Goal:
Each record is to be transcribed exactly.

+ + + +

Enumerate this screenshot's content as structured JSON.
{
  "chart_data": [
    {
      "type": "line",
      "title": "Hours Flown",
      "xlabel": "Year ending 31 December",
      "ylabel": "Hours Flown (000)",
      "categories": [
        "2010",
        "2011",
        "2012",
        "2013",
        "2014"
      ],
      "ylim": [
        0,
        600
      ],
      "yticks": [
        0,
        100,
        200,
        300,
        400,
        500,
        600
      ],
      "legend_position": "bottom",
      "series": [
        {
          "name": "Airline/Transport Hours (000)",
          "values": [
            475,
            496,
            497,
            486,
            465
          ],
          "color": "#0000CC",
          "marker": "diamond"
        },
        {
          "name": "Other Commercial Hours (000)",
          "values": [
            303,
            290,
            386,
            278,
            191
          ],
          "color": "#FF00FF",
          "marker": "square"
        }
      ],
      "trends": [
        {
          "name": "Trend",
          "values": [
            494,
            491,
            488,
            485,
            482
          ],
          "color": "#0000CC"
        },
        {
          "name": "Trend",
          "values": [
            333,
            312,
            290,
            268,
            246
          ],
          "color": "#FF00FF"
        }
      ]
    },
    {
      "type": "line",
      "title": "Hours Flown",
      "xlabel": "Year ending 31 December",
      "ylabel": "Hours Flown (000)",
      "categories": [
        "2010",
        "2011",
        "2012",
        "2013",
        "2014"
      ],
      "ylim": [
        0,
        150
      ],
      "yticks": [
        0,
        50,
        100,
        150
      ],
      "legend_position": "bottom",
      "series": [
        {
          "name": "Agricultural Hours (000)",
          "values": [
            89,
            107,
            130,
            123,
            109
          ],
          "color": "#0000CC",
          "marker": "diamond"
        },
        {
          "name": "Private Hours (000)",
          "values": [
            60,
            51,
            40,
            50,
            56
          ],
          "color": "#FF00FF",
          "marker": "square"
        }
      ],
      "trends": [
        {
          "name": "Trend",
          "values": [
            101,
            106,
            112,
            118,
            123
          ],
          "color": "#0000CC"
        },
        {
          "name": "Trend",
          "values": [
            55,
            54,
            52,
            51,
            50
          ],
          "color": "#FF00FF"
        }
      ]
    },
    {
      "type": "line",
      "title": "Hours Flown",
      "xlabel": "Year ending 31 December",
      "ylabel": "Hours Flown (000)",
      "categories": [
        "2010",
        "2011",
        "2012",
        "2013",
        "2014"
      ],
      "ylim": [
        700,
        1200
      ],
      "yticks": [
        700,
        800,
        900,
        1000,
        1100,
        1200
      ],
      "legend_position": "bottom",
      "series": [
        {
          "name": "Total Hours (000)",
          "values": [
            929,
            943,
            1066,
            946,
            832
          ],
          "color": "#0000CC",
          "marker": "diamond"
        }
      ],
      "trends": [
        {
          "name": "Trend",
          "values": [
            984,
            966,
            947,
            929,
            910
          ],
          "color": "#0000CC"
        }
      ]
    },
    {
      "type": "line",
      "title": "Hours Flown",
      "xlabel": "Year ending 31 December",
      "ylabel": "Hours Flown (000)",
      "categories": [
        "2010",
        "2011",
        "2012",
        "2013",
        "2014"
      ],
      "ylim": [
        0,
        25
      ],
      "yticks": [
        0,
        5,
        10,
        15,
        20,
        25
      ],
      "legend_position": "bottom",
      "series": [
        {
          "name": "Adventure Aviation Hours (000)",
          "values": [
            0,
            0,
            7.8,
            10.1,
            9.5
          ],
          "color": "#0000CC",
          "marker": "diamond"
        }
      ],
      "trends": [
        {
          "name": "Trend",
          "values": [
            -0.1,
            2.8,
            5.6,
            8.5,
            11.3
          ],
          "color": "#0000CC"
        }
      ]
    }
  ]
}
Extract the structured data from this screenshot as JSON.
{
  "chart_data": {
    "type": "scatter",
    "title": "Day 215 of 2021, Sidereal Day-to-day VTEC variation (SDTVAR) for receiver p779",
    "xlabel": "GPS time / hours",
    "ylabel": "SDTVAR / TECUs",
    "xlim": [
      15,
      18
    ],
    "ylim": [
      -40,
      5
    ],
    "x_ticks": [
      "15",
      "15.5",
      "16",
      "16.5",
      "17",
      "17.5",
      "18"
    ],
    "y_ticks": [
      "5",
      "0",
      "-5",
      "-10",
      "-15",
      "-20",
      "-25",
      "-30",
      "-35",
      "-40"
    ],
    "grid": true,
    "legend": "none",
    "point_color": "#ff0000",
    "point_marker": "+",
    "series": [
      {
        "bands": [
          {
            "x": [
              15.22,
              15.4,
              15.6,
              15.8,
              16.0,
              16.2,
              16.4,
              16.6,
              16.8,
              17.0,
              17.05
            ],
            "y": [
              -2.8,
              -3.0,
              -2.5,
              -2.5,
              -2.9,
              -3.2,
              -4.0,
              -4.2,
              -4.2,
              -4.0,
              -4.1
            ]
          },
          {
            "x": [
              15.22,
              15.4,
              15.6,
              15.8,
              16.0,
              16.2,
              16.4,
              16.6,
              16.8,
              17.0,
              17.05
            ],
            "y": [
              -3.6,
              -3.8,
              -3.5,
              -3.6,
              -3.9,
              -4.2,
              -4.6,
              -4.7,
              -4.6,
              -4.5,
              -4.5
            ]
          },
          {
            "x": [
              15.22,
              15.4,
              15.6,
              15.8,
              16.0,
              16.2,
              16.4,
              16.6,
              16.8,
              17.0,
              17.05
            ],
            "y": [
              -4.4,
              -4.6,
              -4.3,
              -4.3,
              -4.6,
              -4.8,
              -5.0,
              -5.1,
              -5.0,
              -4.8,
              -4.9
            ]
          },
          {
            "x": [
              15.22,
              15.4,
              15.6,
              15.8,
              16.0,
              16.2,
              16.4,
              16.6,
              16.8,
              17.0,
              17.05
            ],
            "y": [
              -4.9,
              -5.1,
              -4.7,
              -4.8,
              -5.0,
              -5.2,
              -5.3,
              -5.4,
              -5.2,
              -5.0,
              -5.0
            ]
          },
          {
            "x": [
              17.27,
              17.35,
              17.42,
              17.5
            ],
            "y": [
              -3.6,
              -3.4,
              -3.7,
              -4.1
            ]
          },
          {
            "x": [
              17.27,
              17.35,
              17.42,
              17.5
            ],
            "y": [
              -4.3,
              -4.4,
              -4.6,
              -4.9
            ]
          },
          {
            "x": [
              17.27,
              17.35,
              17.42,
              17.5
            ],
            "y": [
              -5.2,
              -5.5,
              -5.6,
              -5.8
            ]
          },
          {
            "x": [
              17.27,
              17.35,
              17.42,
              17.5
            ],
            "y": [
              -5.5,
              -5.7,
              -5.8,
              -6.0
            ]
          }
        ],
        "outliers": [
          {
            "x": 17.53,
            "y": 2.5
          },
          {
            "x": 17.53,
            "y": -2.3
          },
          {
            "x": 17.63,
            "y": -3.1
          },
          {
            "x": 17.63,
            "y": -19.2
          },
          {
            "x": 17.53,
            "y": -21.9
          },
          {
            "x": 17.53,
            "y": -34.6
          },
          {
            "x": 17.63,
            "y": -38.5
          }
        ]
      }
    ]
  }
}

+ + + +

Exercise result:
Enumerate this screenshot's content as structured JSON.
{
  "chart_data": [
    {
      "type": "line",
      "title": "Hours Flown",
      "xlabel": "Year ending 31 December",
      "ylabel": "Hours Flown (000)",
      "categories": [
        "2010",
        "2011",
        "2012",
        "2013",
        "2014"
      ],
      "ylim": [
        0,
        600
      ],
      "yticks": [
        0,
        100,
        200,
        300,
        400,
        500,
        600
      ],
      "legend_position": "bottom",
      "series": [
        {
          "name": "Airline/Transport Hours (000)",
          "values": [
            475,
            496,
            497,
            486,
            465
          ],
          "color": "#0000CC",
          "marker": "diamond"
        },
        {
          "name": "Other Commercial Hours (000)",
          "values": [
            303,
            290,
            386,
            278,
            191
          ],
          "color": "#FF00FF",
          "marker": "square"
        }
      ],
      "trends": [
        {
          "name": "Trend",
          "values": [
            494,
            491,
            488,
            485,
            482
          ],
          "color": "#0000CC"
        },
        {
          "name": "Trend",
          "values": [
            333,
            312,
            290,
            268,
            246
          ],
          "color": "#FF00FF"
        }
      ]
    },
    {
      "type": "line",
      "title": "Hours Flown",
      "xlabel": "Year ending 31 December",
      "ylabel": "Hours Flown (000)",
      "categories": [
        "2010",
        "2011",
        "2012",
        "2013",
        "2014"
      ],
      "ylim": [
        0,
        150
      ],
      "yticks": [
        0,
        50,
        100,
        150
      ],
      "legend_position": "bottom",
      "series": [
        {
          "name": "Agricultural Hours (000)",
          "values": [
            89,
            107,
            130,
            123,
            109
          ],
          "color": "#0000CC",
          "marker": "diamond"
        },
        {
          "name": "Private Hours (000)",
          "values": [
            60,
            51,
            40,
            50,
            56
          ],
          "color": "#FF00FF",
          "marker": "square"
        }
      ],
      "trends": [
        {
          "name": "Trend",
          "values": [
            101,
            106,
            112,
            118,
            123
          ],
          "color": "#0000CC"
        },
        {
          "name": "Trend",
          "values": [
            55,
            54,
            52,
            51,
            50
          ],
          "color": "#FF00FF"
        }
      ]
    },
    {
      "type": "line",
      "title": "Hours Flown",
      "xlabel": "Year ending 31 December",
      "ylabel": "Hours Flown (000)",
      "categories": [
        "2010",
        "2011",
        "2012",
        "2013",
        "2014"
      ],
      "ylim": [
        700,
        1200
      ],
      "yticks": [
        700,
        800,
        900,
        1000,
        1100,
        1200
      ],
      "legend_position": "bottom",
      "series": [
        {
          "name": "Total Hours (000)",
          "values": [
            929,
            943,
            1066,
            946,
            832
          ],
          "color": "#0000CC",
          "marker": "diamond"
        }
      ],
      "trends": [
        {
          "name": "Trend",
          "values": [
            984,
            966,
            947,
            929,
            910
          ],
          "color": "#0000CC"
        }
      ]
    },
    {
      "type": "line",
      "title": "Hours Flown",
      "xlabel": "Year ending 31 December",
      "ylabel": "Hours Flown (000)",
      "categories": [
        "2010",
        "2011",
        "2012",
        "2013",
        "2014"
      ],
      "ylim": [
        0,
        25
      ],
      "yticks": [
        0,
        5,
        10,
        15,
        20,
        25
      ],
      "legend_position": "bottom",
      "series": [
        {
          "name": "Adventure Aviation Hours (000)",
          "values": [
            0,
            0,
            7.8,
            10.1,
            9.5
          ],
          "color": "#0000CC",
          "marker": "diamond"
        }
      ],
      "trends": [
        {
          "name": "Trend",
          "values": [
            -0.1,
            2.8,
            5.6,
            8.5,
            11.3
          ],
          "color": "#0000CC"
        }
      ]
    }
  ]
}
Extract the structured data from this screenshot as JSON.
{
  "chart_data": {
    "type": "scatter",
    "title": "Day 215 of 2021, Sidereal Day-to-day VTEC variation (SDTVAR) for receiver p779",
    "xlabel": "GPS time / hours",
    "ylabel": "SDTVAR / TECUs",
    "xlim": [
      15,
      18
    ],
    "ylim": [
      -40,
      5
    ],
    "x_ticks": [
      "15",
      "15.5",
      "16",
      "16.5",
      "17",
      "17.5",
      "18"
    ],
    "y_ticks": [
      "5",
      "0",
      "-5",
      "-10",
      "-15",
      "-20",
      "-25",
      "-30",
      "-35",
      "-40"
    ],
    "grid": true,
    "legend": "none",
    "point_color": "#ff0000",
    "point_marker": "+",
    "series": [
      {
        "bands": [
          {
            "x": [
              15.22,
              15.4,
              15.6,
              15.8,
              16.0,
              16.2,
              16.4,
              16.6,
              16.8,
              17.0,
              17.05
            ],
            "y": [
              -2.8,
              -3.0,
              -2.5,
              -2.5,
              -2.9,
              -3.2,
              -4.0,
              -4.2,
              -4.2,
              -4.0,
              -4.1
            ]
          },
          {
            "x": [
              15.22,
              15.4,
              15.6,
              15.8,
              16.0,
              16.2,
              16.4,
              16.6,
              16.8,
              17.0,
              17.05
            ],
            "y": [
              -3.6,
              -3.8,
              -3.5,
              -3.6,
              -3.9,
              -4.2,
              -4.6,
              -4.7,
              -4.6,
              -4.5,
              -4.5
            ]
          },
          {
            "x": [
              15.22,
              15.4,
              15.6,
              15.8,
              16.0,
              16.2,
              16.4,
              16.6,
              16.8,
              17.0,
              17.05
            ],
            "y": [
              -4.4,
              -4.6,
              -4.3,
              -4.3,
              -4.6,
              -4.8,
              -5.0,
              -5.1,
              -5.0,
              -4.8,
              -4.9
            ]
          },
          {
            "x": [
              15.22,
              15.4,
              15.6,
              15.8,
              16.0,
              16.2,
              16.4,
              16.6,
              16.8,
              17.0,
              17.05
            ],
            "y": [
              -4.9,
              -5.1,
              -4.7,
              -4.8,
              -5.0,
              -5.2,
              -5.3,
              -5.4,
              -5.2,
              -5.0,
              -5.0
            ]
          },
          {
            "x": [
              17.27,
              17.35,
              17.42,
              17.5
            ],
            "y": [
              -3.6,
              -3.4,
              -3.7,
              -4.1
            ]
          },
          {
            "x": [
              17.27,
              17.35,
              17.42,
              17.5
            ],
            "y": [
              -4.3,
              -4.4,
              -4.6,
              -4.9
            ]
          },
          {
            "x": [
              17.27,
              17.35,
              17.42,
              17.5
            ],
            "y": [
              -5.2,
              -5.5,
              -5.6,
              -5.8
            ]
          },
          {
            "x": [
              17.27,
              17.35,
              17.42,
              17.5
            ],
            "y": [
              -5.5,
              -5.7,
              -5.8,
              -6.0
            ]
          }
        ],
        "outliers": [
          {
            "x": 17.53,
            "y": 2.5
          },
          {
            "x": 17.53,
            "y": -2.3
          },
          {
            "x": 17.63,
            "y": -3.1
          },
          {
            "x": 17.63,
            "y": -19.2
          },
          {
            "x": 17.53,
            "y": -21.9
          },
          {
            "x": 17.53,
            "y": -34.6
          },
          {
            "x": 17.63,
            "y": -38.5
          }
        ]
      }
    ]
  }
}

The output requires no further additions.